━━━━━ EXTRACTED RECORDS
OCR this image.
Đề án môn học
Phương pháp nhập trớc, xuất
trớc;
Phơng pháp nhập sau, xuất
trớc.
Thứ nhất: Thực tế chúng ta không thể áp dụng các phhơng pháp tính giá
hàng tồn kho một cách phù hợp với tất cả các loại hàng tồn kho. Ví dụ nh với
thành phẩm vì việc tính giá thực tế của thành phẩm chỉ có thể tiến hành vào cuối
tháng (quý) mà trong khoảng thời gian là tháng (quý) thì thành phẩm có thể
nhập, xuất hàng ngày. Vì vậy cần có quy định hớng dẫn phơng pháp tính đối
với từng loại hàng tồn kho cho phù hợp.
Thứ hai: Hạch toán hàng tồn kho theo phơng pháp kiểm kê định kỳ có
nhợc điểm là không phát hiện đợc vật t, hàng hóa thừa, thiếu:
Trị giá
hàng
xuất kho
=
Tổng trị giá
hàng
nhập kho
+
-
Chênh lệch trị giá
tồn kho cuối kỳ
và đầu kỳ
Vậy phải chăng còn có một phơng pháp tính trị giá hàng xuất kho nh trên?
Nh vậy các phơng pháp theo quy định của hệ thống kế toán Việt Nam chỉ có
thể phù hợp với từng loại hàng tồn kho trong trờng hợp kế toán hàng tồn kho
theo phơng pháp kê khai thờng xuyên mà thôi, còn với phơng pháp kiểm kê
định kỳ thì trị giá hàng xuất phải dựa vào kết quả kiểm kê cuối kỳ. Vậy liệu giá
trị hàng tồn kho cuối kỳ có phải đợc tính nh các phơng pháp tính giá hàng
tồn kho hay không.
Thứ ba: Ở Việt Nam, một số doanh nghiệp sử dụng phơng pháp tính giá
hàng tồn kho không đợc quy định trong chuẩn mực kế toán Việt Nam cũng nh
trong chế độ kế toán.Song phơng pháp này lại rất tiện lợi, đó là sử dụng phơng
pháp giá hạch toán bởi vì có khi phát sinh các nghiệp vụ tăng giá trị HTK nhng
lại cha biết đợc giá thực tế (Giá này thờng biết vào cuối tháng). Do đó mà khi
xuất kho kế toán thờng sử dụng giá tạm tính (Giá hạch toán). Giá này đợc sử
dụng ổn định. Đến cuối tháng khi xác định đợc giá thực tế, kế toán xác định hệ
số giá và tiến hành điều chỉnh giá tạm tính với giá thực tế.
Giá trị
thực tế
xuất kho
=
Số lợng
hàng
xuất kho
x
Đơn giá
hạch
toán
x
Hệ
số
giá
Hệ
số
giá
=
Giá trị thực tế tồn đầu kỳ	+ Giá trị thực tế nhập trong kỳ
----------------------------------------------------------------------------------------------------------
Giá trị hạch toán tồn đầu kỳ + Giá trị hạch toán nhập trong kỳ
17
━━━━━━━━━━
◆ **SHORT PROBLEM**
Reproduce the data, keeping every line exactly the same.

◆ **RIGHT ANSWER**
OCR this image.
Đề án môn học
Phương pháp nhập trớc, xuất
trớc;
Phơng pháp nhập sau, xuất
trớc.
Thứ nhất: Thực tế chúng ta không thể áp dụng các phhơng pháp tính giá
hàng tồn kho một cách phù hợp với tất cả các loại hàng tồn kho. Ví dụ nh với
thành phẩm vì việc tính giá thực tế của thành phẩm chỉ có thể tiến hành vào cuối
tháng (quý) mà trong khoảng thời gian là tháng (quý) thì thành phẩm có thể
nhập, xuất hàng ngày. Vì vậy cần có quy định hớng dẫn phơng pháp tính đối
với từng loại hàng tồn kho cho phù hợp.
Thứ hai: Hạch toán hàng tồn kho theo phơng pháp kiểm kê định kỳ có
nhợc điểm là không phát hiện đợc vật t, hàng hóa thừa, thiếu:
Trị giá
hàng
xuất kho
=
Tổng trị giá
hàng
nhập kho
+
-
Chênh lệch trị giá
tồn kho cuối kỳ
và đầu kỳ
Vậy phải chăng còn có một phơng pháp tính trị giá hàng xuất kho nh trên?
Nh vậy các phơng pháp theo quy định của hệ thống kế toán Việt Nam chỉ có
thể phù hợp với từng loại hàng tồn kho trong trờng hợp kế toán hàng tồn kho
theo phơng pháp kê khai thờng xuyên mà thôi, còn với phơng pháp kiểm kê
định kỳ thì trị giá hàng xuất phải dựa vào kết quả kiểm kê cuối kỳ. Vậy liệu giá
trị hàng tồn kho cuối kỳ có phải đợc tính nh các phơng pháp tính giá hàng
tồn kho hay không.
Thứ ba: Ở Việt Nam, một số doanh nghiệp sử dụng phơng pháp tính giá
hàng tồn kho không đợc quy định trong chuẩn mực kế toán Việt Nam cũng nh
trong chế độ kế toán.Song phơng pháp này lại rất tiện lợi, đó là sử dụng phơng
pháp giá hạch toán bởi vì có khi phát sinh các nghiệp vụ tăng giá trị HTK nhng
lại cha biết đợc giá thực tế (Giá này thờng biết vào cuối tháng). Do đó mà khi
xuất kho kế toán thờng sử dụng giá tạm tính (Giá hạch toán). Giá này đợc sử
dụng ổn định. Đến cuối tháng khi xác định đợc giá thực tế, kế toán xác định hệ
số giá và tiến hành điều chỉnh giá tạm tính với giá thực tế.
Giá trị
thực tế
xuất kho
=
Số lợng
hàng
xuất kho
x
Đơn giá
hạch
toán
x
Hệ
số
giá
Hệ
số
giá
=
Giá trị thực tế tồn đầu kỳ	+ Giá trị thực tế nhập trong kỳ
----------------------------------------------------------------------------------------------------------
Giá trị hạch toán tồn đầu kỳ + Giá trị hạch toán nhập trong kỳ
17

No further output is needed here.